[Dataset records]

****************************************

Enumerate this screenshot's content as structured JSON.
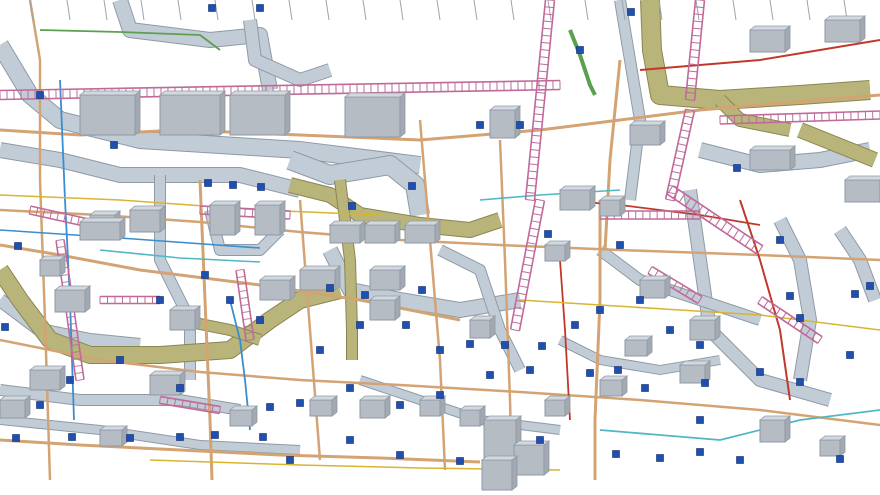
{
  "scene": {
    "subject": "mep-ceiling-services-3d-model",
    "colors": {
      "background": "#ffffff",
      "air_duct": "#c2ccd6",
      "air_duct_edge": "#8e9aa6",
      "olive_duct": "#b8b47a",
      "olive_duct_edge": "#8a8650",
      "pipe_tan": "#d4a373",
      "cable_tray": "#c06a9a",
      "pipe_red": "#c0392b",
      "pipe_blue": "#3a8ed0",
      "pipe_cyan": "#4fb8c4",
      "pipe_yellow": "#d8b430",
      "pipe_green": "#5aa050",
      "equipment_box": "#b5bcc4",
      "valve": "#1f4fb0"
    }
  }
}
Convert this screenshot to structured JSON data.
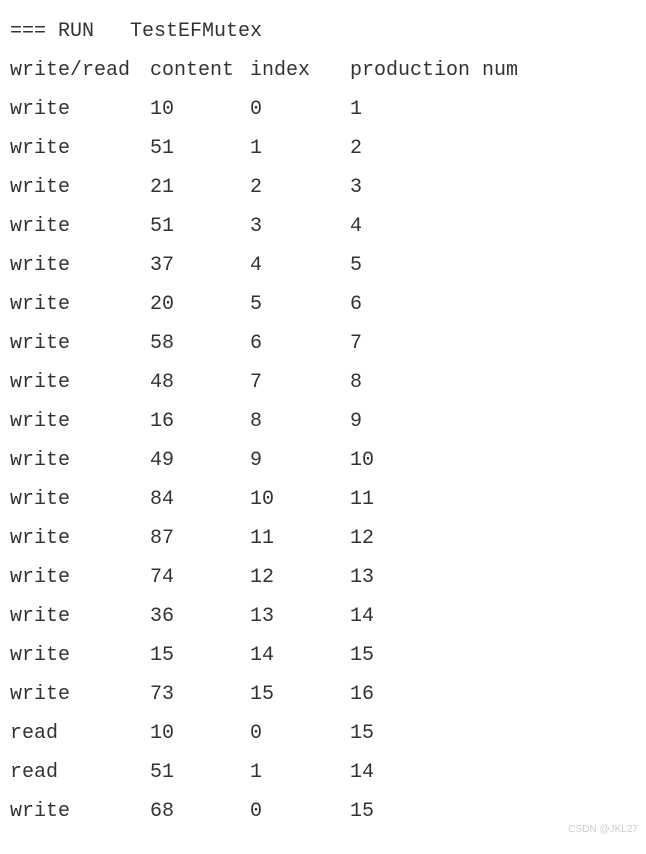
{
  "run_line": "=== RUN   TestEFMutex",
  "header": {
    "col1": "write/read",
    "col2": "content",
    "col3": "index",
    "col4": "production num"
  },
  "rows": [
    {
      "op": "write",
      "content": "10",
      "index": "0",
      "prod": "1"
    },
    {
      "op": "write",
      "content": "51",
      "index": "1",
      "prod": "2"
    },
    {
      "op": "write",
      "content": "21",
      "index": "2",
      "prod": "3"
    },
    {
      "op": "write",
      "content": "51",
      "index": "3",
      "prod": "4"
    },
    {
      "op": "write",
      "content": "37",
      "index": "4",
      "prod": "5"
    },
    {
      "op": "write",
      "content": "20",
      "index": "5",
      "prod": "6"
    },
    {
      "op": "write",
      "content": "58",
      "index": "6",
      "prod": "7"
    },
    {
      "op": "write",
      "content": "48",
      "index": "7",
      "prod": "8"
    },
    {
      "op": "write",
      "content": "16",
      "index": "8",
      "prod": "9"
    },
    {
      "op": "write",
      "content": "49",
      "index": "9",
      "prod": "10"
    },
    {
      "op": "write",
      "content": "84",
      "index": "10",
      "prod": "11"
    },
    {
      "op": "write",
      "content": "87",
      "index": "11",
      "prod": "12"
    },
    {
      "op": "write",
      "content": "74",
      "index": "12",
      "prod": "13"
    },
    {
      "op": "write",
      "content": "36",
      "index": "13",
      "prod": "14"
    },
    {
      "op": "write",
      "content": "15",
      "index": "14",
      "prod": "15"
    },
    {
      "op": "write",
      "content": "73",
      "index": "15",
      "prod": "16"
    },
    {
      "op": "read",
      "content": "10",
      "index": "0",
      "prod": "15"
    },
    {
      "op": "read",
      "content": "51",
      "index": "1",
      "prod": "14"
    },
    {
      "op": "write",
      "content": "68",
      "index": "0",
      "prod": "15"
    }
  ],
  "watermark": "CSDN @JKL27"
}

****************************************

Problem details.
Copy all lines in the listing above where the string "screenshot" appears.

Full output.
Enumerate this screenshot's content as structured JSON.
Convert this screenshot to structured JSON data.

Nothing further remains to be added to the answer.